Return all of the entries word for word, but omit the pictures they contain.

**RECORDS SHOWN**:
■ ■ ■ ■ ■ ■ ■
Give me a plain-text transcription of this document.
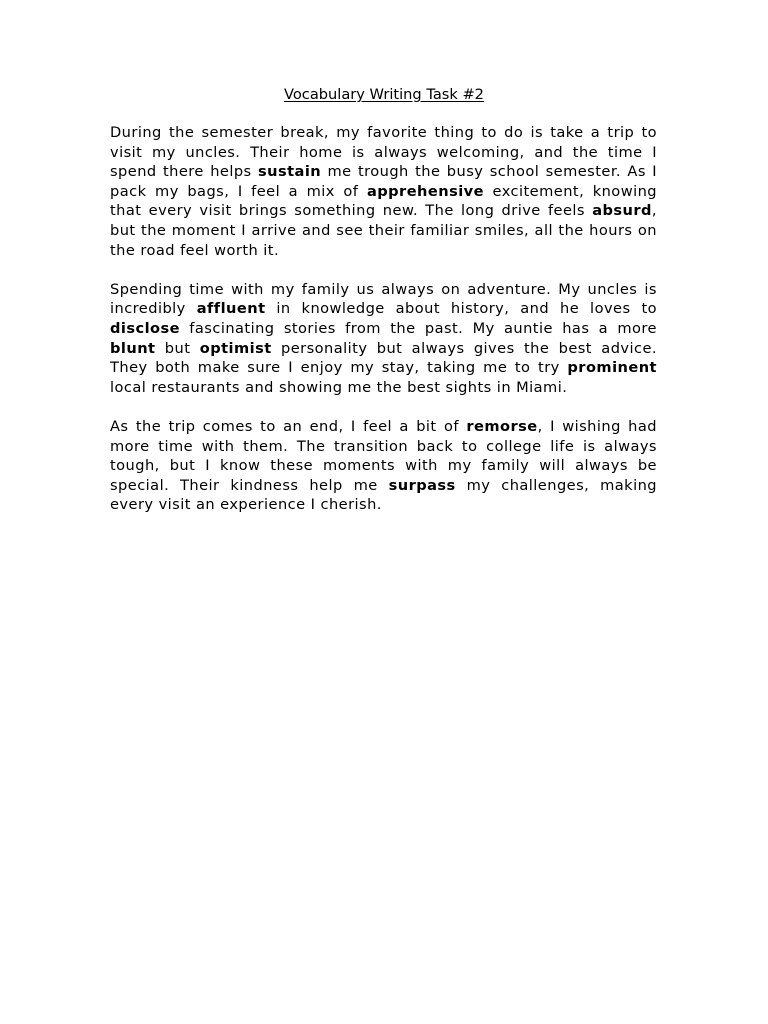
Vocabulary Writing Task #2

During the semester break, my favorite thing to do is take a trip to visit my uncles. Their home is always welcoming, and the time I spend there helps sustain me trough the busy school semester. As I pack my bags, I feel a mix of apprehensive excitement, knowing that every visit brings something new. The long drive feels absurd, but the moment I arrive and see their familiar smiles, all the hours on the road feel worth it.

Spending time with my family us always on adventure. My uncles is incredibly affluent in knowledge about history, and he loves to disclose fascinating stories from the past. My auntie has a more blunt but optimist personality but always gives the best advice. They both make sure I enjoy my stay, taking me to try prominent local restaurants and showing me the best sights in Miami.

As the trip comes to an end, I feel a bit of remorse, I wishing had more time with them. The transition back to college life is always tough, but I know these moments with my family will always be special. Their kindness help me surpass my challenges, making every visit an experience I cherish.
■ ■ ■ ■ ■ ■ ■
**FINAL RESULT**:
Give me a plain-text transcription of this document.
Vocabulary Writing Task #2

During the semester break, my favorite thing to do is take a trip to visit my uncles. Their home is always welcoming, and the time I spend there helps sustain me trough the busy school semester. As I pack my bags, I feel a mix of apprehensive excitement, knowing that every visit brings something new. The long drive feels absurd, but the moment I arrive and see their familiar smiles, all the hours on the road feel worth it.

Spending time with my family us always on adventure. My uncles is incredibly affluent in knowledge about history, and he loves to disclose fascinating stories from the past. My auntie has a more blunt but optimist personality but always gives the best advice. They both make sure I enjoy my stay, taking me to try prominent local restaurants and showing me the best sights in Miami.

As the trip comes to an end, I feel a bit of remorse, I wishing had more time with them. The transition back to college life is always tough, but I know these moments with my family will always be special. Their kindness help me surpass my challenges, making every visit an experience I cherish.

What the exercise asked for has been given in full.